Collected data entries
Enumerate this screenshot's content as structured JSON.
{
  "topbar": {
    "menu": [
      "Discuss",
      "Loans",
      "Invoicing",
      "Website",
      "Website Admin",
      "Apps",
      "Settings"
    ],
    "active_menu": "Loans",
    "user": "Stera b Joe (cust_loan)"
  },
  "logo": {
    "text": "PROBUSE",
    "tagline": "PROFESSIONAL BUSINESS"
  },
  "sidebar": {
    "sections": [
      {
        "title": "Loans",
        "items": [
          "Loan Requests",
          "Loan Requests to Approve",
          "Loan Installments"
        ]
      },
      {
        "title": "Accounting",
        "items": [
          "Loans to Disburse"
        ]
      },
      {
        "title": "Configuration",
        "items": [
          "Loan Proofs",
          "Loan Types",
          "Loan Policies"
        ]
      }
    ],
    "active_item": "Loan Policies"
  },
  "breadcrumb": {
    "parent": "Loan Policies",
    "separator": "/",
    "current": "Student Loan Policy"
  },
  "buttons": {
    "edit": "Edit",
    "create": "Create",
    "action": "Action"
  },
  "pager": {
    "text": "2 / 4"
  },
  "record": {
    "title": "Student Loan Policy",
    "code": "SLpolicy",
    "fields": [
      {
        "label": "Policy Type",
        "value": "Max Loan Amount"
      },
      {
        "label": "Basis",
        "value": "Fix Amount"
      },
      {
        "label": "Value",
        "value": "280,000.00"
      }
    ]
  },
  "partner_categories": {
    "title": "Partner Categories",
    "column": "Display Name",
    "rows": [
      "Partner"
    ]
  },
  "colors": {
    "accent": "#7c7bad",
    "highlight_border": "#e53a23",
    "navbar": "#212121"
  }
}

= TASK REQUIREMENTS =
Output all of the material exactly as written.

= RESULT OF THIS EXERCISE =
Enumerate this screenshot's content as structured JSON.
{
  "topbar": {
    "menu": [
      "Discuss",
      "Loans",
      "Invoicing",
      "Website",
      "Website Admin",
      "Apps",
      "Settings"
    ],
    "active_menu": "Loans",
    "user": "Stera b Joe (cust_loan)"
  },
  "logo": {
    "text": "PROBUSE",
    "tagline": "PROFESSIONAL BUSINESS"
  },
  "sidebar": {
    "sections": [
      {
        "title": "Loans",
        "items": [
          "Loan Requests",
          "Loan Requests to Approve",
          "Loan Installments"
        ]
      },
      {
        "title": "Accounting",
        "items": [
          "Loans to Disburse"
        ]
      },
      {
        "title": "Configuration",
        "items": [
          "Loan Proofs",
          "Loan Types",
          "Loan Policies"
        ]
      }
    ],
    "active_item": "Loan Policies"
  },
  "breadcrumb": {
    "parent": "Loan Policies",
    "separator": "/",
    "current": "Student Loan Policy"
  },
  "buttons": {
    "edit": "Edit",
    "create": "Create",
    "action": "Action"
  },
  "pager": {
    "text": "2 / 4"
  },
  "record": {
    "title": "Student Loan Policy",
    "code": "SLpolicy",
    "fields": [
      {
        "label": "Policy Type",
        "value": "Max Loan Amount"
      },
      {
        "label": "Basis",
        "value": "Fix Amount"
      },
      {
        "label": "Value",
        "value": "280,000.00"
      }
    ]
  },
  "partner_categories": {
    "title": "Partner Categories",
    "column": "Display Name",
    "rows": [
      "Partner"
    ]
  },
  "colors": {
    "accent": "#7c7bad",
    "highlight_border": "#e53a23",
    "navbar": "#212121"
  }
}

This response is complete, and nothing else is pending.